Saved entries –
______________________________

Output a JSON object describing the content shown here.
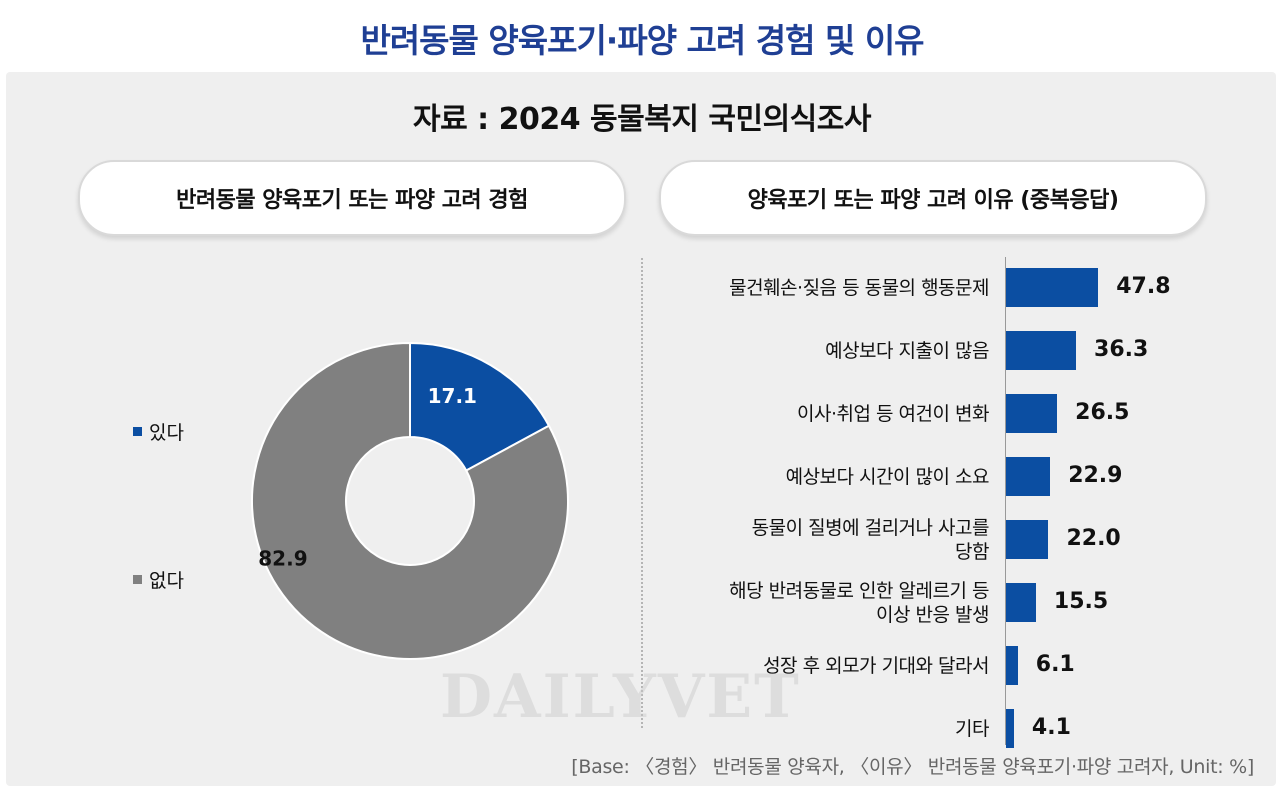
{
  "title": "반려동물 양육포기·파양 고려 경험 및 이유",
  "source": "자료 : 2024 동물복지  국민의식조사",
  "left_header": "반려동물 양육포기 또는 파양 고려 경험",
  "right_header": "양육포기 또는 파양 고려 이유 (중복응답)",
  "watermark": "DAILYVET",
  "footnote": "[Base: 〈경험〉 반려동물  양육자, 〈이유〉 반려동물  양육포기·파양  고려자,  Unit:  %]",
  "colors": {
    "title": "#1f3f94",
    "accent": "#0b4ea2",
    "gray": "#808080",
    "panel": "#efefef"
  },
  "chart_data": [
    {
      "type": "pie",
      "title": "반려동물 양육포기 또는 파양 고려 경험",
      "legend_position": "left",
      "categories": [
        "있다",
        "없다"
      ],
      "values": [
        17.1,
        82.9
      ],
      "value_labels": [
        "17.1",
        "82.9"
      ],
      "colors": [
        "#0b4ea2",
        "#808080"
      ]
    },
    {
      "type": "bar",
      "orientation": "horizontal",
      "title": "양육포기 또는 파양 고려 이유 (중복응답)",
      "categories": [
        [
          "물건훼손·짖음 등 동물의 행동문제"
        ],
        [
          "예상보다 지출이 많음"
        ],
        [
          "이사·취업 등 여건이 변화"
        ],
        [
          "예상보다 시간이 많이 소요"
        ],
        [
          "동물이 질병에 걸리거나 사고를",
          "당함"
        ],
        [
          "해당 반려동물로 인한 알레르기 등",
          "이상 반응 발생"
        ],
        [
          "성장 후 외모가 기대와 달라서"
        ],
        [
          "기타"
        ]
      ],
      "values": [
        47.8,
        36.3,
        26.5,
        22.9,
        22.0,
        15.5,
        6.1,
        4.1
      ],
      "value_labels": [
        "47.8",
        "36.3",
        "26.5",
        "22.9",
        "22.0",
        "15.5",
        "6.1",
        "4.1"
      ],
      "color": "#0b4ea2",
      "grid": false
    }
  ]
}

______________________________

Write the entries above out in full, exactly, with no images.

Output a JSON object describing the content shown here.
{
  "title": "반려동물 양육포기·파양 고려 경험 및 이유",
  "source": "자료 : 2024 동물복지  국민의식조사",
  "left_header": "반려동물 양육포기 또는 파양 고려 경험",
  "right_header": "양육포기 또는 파양 고려 이유 (중복응답)",
  "watermark": "DAILYVET",
  "footnote": "[Base: 〈경험〉 반려동물  양육자, 〈이유〉 반려동물  양육포기·파양  고려자,  Unit:  %]",
  "colors": {
    "title": "#1f3f94",
    "accent": "#0b4ea2",
    "gray": "#808080",
    "panel": "#efefef"
  },
  "chart_data": [
    {
      "type": "pie",
      "title": "반려동물 양육포기 또는 파양 고려 경험",
      "legend_position": "left",
      "categories": [
        "있다",
        "없다"
      ],
      "values": [
        17.1,
        82.9
      ],
      "value_labels": [
        "17.1",
        "82.9"
      ],
      "colors": [
        "#0b4ea2",
        "#808080"
      ]
    },
    {
      "type": "bar",
      "orientation": "horizontal",
      "title": "양육포기 또는 파양 고려 이유 (중복응답)",
      "categories": [
        [
          "물건훼손·짖음 등 동물의 행동문제"
        ],
        [
          "예상보다 지출이 많음"
        ],
        [
          "이사·취업 등 여건이 변화"
        ],
        [
          "예상보다 시간이 많이 소요"
        ],
        [
          "동물이 질병에 걸리거나 사고를",
          "당함"
        ],
        [
          "해당 반려동물로 인한 알레르기 등",
          "이상 반응 발생"
        ],
        [
          "성장 후 외모가 기대와 달라서"
        ],
        [
          "기타"
        ]
      ],
      "values": [
        47.8,
        36.3,
        26.5,
        22.9,
        22.0,
        15.5,
        6.1,
        4.1
      ],
      "value_labels": [
        "47.8",
        "36.3",
        "26.5",
        "22.9",
        "22.0",
        "15.5",
        "6.1",
        "4.1"
      ],
      "color": "#0b4ea2",
      "grid": false
    }
  ]
}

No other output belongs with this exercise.